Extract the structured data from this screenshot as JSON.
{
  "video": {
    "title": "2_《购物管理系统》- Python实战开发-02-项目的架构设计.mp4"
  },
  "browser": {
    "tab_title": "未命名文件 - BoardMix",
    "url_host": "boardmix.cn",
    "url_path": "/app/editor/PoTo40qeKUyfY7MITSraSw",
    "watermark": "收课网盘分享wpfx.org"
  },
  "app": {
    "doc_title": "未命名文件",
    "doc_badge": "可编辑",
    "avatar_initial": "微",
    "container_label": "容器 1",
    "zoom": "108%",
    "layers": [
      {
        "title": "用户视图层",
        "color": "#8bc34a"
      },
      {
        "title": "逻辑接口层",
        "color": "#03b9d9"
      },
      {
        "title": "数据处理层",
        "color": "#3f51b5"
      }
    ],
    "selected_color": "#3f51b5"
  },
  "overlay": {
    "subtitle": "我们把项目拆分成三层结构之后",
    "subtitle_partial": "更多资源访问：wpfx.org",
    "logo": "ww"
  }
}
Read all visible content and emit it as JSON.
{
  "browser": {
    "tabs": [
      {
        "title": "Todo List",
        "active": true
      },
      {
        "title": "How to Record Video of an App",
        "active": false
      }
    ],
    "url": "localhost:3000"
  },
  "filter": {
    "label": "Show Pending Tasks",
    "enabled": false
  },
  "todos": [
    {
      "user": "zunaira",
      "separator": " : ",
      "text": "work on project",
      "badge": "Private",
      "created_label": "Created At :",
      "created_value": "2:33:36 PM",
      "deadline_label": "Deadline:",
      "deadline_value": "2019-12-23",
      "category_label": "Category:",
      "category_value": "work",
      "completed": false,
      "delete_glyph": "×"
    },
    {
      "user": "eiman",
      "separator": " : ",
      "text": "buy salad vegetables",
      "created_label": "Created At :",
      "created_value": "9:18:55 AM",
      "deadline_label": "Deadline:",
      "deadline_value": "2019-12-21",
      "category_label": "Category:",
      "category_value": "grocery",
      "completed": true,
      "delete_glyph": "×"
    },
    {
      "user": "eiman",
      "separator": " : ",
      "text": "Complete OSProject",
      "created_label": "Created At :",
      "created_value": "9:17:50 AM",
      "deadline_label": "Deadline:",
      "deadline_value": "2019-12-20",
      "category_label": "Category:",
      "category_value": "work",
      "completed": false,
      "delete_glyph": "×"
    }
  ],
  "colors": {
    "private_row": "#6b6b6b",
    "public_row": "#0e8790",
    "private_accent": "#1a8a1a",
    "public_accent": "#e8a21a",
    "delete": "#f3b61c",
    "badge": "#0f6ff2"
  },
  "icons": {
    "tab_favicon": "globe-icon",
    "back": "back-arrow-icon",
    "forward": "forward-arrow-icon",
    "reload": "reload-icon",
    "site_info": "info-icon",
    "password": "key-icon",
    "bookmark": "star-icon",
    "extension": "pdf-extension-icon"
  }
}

**Short problem**
In this exercise, repeat all entries exactly.

**Result**
Extract the structured data from this screenshot as JSON.
{
  "video": {
    "title": "2_《购物管理系统》- Python实战开发-02-项目的架构设计.mp4"
  },
  "browser": {
    "tab_title": "未命名文件 - BoardMix",
    "url_host": "boardmix.cn",
    "url_path": "/app/editor/PoTo40qeKUyfY7MITSraSw",
    "watermark": "收课网盘分享wpfx.org"
  },
  "app": {
    "doc_title": "未命名文件",
    "doc_badge": "可编辑",
    "avatar_initial": "微",
    "container_label": "容器 1",
    "zoom": "108%",
    "layers": [
      {
        "title": "用户视图层",
        "color": "#8bc34a"
      },
      {
        "title": "逻辑接口层",
        "color": "#03b9d9"
      },
      {
        "title": "数据处理层",
        "color": "#3f51b5"
      }
    ],
    "selected_color": "#3f51b5"
  },
  "overlay": {
    "subtitle": "我们把项目拆分成三层结构之后",
    "subtitle_partial": "更多资源访问：wpfx.org",
    "logo": "ww"
  }
}
Read all visible content and emit it as JSON.
{
  "browser": {
    "tabs": [
      {
        "title": "Todo List",
        "active": true
      },
      {
        "title": "How to Record Video of an App",
        "active": false
      }
    ],
    "url": "localhost:3000"
  },
  "filter": {
    "label": "Show Pending Tasks",
    "enabled": false
  },
  "todos": [
    {
      "user": "zunaira",
      "separator": " : ",
      "text": "work on project",
      "badge": "Private",
      "created_label": "Created At :",
      "created_value": "2:33:36 PM",
      "deadline_label": "Deadline:",
      "deadline_value": "2019-12-23",
      "category_label": "Category:",
      "category_value": "work",
      "completed": false,
      "delete_glyph": "×"
    },
    {
      "user": "eiman",
      "separator": " : ",
      "text": "buy salad vegetables",
      "created_label": "Created At :",
      "created_value": "9:18:55 AM",
      "deadline_label": "Deadline:",
      "deadline_value": "2019-12-21",
      "category_label": "Category:",
      "category_value": "grocery",
      "completed": true,
      "delete_glyph": "×"
    },
    {
      "user": "eiman",
      "separator": " : ",
      "text": "Complete OSProject",
      "created_label": "Created At :",
      "created_value": "9:17:50 AM",
      "deadline_label": "Deadline:",
      "deadline_value": "2019-12-20",
      "category_label": "Category:",
      "category_value": "work",
      "completed": false,
      "delete_glyph": "×"
    }
  ],
  "colors": {
    "private_row": "#6b6b6b",
    "public_row": "#0e8790",
    "private_accent": "#1a8a1a",
    "public_accent": "#e8a21a",
    "delete": "#f3b61c",
    "badge": "#0f6ff2"
  },
  "icons": {
    "tab_favicon": "globe-icon",
    "back": "back-arrow-icon",
    "forward": "forward-arrow-icon",
    "reload": "reload-icon",
    "site_info": "info-icon",
    "password": "key-icon",
    "bookmark": "star-icon",
    "extension": "pdf-extension-icon"
  }
}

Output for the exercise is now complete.